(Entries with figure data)
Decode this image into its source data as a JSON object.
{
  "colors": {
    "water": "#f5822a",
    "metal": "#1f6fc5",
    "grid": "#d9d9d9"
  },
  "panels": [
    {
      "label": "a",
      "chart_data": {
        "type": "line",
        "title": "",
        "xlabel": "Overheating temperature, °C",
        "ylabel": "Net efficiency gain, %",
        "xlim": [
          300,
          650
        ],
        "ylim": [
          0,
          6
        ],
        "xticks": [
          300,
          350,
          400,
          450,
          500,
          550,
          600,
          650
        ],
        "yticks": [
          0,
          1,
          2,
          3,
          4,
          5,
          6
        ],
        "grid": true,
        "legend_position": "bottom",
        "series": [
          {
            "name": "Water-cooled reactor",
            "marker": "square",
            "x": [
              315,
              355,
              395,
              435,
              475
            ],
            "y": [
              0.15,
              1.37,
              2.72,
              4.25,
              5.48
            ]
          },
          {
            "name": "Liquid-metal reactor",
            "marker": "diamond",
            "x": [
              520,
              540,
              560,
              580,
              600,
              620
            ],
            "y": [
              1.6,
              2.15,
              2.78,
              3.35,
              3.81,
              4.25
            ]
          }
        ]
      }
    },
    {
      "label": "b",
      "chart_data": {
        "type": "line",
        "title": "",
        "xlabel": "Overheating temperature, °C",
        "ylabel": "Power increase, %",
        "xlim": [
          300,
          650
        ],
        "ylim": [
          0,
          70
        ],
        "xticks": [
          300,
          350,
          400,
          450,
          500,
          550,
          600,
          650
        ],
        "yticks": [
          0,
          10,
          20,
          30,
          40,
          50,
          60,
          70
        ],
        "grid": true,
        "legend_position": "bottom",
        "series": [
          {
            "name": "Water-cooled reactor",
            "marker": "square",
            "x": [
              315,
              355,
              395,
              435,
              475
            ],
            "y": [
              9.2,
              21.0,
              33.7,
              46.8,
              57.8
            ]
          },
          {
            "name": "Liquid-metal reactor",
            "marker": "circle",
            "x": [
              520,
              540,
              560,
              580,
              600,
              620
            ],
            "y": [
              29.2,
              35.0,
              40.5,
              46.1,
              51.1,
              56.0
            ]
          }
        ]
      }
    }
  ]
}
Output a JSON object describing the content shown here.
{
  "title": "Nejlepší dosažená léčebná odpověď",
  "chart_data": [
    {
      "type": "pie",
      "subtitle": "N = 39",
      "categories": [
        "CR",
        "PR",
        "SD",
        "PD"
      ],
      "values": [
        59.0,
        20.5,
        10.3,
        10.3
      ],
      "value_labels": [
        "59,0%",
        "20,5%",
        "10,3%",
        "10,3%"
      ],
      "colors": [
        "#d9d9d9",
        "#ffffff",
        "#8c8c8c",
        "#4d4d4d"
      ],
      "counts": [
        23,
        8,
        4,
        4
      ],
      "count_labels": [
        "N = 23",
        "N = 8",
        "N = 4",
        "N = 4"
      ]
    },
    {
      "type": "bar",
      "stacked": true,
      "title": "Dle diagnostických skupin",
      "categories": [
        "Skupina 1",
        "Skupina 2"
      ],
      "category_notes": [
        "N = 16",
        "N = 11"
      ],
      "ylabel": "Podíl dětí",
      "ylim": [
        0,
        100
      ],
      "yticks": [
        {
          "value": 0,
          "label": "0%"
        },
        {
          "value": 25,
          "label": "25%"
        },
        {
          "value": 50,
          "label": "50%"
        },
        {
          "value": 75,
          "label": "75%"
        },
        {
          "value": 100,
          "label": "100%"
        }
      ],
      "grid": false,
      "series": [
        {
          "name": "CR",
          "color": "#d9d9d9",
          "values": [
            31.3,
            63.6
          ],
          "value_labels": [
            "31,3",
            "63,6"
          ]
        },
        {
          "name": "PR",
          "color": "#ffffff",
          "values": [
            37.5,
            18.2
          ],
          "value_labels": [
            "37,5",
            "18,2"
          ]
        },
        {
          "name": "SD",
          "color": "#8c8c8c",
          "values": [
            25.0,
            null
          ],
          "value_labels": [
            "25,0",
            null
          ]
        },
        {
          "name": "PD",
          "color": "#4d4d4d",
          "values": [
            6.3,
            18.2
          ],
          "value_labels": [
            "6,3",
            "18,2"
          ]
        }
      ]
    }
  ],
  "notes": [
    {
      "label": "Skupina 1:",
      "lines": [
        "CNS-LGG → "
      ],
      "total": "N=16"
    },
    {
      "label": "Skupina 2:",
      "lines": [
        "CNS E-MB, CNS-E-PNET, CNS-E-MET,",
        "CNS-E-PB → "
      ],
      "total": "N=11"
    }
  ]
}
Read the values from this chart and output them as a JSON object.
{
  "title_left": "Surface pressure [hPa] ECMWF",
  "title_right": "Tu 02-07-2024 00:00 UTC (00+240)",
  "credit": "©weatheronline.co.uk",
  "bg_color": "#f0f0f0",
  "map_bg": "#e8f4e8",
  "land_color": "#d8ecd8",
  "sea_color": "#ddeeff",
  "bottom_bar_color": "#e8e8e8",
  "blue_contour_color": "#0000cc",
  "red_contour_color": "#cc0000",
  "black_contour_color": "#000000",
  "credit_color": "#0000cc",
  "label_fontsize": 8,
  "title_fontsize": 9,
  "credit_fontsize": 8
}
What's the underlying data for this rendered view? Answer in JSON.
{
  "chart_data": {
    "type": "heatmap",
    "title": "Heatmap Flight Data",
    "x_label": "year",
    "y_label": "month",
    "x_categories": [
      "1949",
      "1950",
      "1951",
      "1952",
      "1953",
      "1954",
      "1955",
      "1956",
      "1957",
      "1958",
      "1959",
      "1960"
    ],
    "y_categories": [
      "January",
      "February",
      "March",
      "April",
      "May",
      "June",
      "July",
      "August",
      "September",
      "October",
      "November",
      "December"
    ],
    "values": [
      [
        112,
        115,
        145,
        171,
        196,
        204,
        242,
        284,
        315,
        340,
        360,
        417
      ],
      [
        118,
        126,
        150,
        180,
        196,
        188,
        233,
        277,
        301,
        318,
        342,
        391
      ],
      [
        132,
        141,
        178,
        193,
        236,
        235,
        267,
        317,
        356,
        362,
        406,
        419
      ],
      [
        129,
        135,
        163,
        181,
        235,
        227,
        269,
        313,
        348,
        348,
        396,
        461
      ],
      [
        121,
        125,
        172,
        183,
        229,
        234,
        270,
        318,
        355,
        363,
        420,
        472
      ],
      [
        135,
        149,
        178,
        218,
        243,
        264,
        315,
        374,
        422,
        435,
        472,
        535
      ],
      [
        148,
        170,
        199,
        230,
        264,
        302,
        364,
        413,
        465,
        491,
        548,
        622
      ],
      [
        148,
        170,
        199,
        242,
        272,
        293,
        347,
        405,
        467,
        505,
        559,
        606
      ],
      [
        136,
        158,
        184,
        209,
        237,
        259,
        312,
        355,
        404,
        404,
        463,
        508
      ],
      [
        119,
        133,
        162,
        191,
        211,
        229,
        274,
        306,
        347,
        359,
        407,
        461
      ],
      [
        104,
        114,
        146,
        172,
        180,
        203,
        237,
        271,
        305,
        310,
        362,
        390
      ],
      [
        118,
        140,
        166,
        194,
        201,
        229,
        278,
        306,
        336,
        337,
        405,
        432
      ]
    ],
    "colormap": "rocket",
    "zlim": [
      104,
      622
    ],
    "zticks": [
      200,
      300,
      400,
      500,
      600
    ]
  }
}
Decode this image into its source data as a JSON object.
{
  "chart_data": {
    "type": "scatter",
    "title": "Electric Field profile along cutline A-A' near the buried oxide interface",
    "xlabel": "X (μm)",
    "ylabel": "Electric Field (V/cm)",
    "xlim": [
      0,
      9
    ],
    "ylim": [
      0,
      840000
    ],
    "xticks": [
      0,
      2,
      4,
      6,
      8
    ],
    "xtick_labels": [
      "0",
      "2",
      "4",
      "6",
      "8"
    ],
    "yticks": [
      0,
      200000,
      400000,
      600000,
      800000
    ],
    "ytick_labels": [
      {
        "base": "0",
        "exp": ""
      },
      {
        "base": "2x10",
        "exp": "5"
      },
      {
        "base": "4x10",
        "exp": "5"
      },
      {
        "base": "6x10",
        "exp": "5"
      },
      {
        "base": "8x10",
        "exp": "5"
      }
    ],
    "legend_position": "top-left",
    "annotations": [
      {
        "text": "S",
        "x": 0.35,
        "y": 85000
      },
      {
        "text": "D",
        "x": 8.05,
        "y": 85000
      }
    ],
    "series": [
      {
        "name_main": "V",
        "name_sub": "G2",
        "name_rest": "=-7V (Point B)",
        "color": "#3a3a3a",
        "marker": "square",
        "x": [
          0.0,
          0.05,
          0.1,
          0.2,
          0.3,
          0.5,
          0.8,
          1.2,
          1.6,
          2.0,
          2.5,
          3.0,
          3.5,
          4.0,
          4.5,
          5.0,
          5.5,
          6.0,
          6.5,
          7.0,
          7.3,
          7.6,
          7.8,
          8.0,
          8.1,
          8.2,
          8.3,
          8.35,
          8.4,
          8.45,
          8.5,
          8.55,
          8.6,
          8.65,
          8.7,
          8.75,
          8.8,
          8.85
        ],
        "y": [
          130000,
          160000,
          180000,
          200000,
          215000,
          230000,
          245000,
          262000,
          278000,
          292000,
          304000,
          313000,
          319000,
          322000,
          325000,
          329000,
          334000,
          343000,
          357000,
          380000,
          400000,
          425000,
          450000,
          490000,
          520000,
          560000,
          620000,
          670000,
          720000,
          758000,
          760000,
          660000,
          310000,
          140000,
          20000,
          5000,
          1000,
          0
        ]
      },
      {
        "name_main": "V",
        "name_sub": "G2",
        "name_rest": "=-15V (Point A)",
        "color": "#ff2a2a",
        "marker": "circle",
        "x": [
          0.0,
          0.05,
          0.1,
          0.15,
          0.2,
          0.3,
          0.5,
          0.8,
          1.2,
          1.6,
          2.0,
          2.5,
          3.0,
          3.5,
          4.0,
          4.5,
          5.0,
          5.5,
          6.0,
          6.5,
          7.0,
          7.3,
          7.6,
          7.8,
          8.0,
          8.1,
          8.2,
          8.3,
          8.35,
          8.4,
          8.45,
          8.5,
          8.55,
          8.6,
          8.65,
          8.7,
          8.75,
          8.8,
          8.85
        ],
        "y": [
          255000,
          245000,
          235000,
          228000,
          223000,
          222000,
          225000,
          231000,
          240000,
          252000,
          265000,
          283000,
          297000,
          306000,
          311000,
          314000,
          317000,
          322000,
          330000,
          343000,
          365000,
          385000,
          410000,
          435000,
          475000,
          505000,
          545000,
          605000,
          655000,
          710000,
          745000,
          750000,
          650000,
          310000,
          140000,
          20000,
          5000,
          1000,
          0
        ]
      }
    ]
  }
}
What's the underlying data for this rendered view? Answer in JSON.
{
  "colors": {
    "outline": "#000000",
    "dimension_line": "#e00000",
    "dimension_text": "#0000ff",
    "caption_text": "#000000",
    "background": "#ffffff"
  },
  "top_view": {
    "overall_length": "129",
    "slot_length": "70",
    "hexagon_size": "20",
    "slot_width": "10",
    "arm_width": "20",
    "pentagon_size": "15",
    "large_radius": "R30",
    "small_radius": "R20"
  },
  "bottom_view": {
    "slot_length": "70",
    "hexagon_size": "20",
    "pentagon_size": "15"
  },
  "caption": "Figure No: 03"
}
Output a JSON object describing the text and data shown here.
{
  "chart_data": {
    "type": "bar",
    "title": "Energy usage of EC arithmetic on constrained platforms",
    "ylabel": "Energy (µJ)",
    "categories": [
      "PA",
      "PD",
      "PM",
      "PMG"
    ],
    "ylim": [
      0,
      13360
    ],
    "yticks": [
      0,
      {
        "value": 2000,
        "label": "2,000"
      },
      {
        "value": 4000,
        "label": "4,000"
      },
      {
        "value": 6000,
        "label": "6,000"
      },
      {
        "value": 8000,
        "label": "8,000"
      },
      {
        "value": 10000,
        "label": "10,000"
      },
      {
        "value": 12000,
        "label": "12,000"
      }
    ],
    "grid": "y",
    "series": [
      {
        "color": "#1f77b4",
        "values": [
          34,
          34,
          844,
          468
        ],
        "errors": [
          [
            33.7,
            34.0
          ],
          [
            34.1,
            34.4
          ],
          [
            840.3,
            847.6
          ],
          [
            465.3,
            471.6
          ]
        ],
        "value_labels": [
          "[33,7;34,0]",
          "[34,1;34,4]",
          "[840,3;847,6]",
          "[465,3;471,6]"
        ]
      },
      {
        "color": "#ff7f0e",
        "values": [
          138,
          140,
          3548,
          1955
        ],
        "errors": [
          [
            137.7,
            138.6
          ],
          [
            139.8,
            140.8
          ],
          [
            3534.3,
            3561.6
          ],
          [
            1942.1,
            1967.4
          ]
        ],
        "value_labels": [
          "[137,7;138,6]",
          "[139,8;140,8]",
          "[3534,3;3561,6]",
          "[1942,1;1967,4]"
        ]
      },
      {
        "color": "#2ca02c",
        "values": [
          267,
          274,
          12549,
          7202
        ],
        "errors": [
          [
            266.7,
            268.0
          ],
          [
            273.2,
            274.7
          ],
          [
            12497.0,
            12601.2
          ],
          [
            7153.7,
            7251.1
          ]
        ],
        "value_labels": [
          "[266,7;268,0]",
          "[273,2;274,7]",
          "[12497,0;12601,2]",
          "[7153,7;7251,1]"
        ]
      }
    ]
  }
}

### Required task
Find the string "type" in the entries above and return each line that holds it.

### Answer to this problem
        "type": "line",
        "type": "line",
      "type": "pie",
      "type": "bar",
    "type": "heatmap",
    "type": "scatter",
    "type": "bar",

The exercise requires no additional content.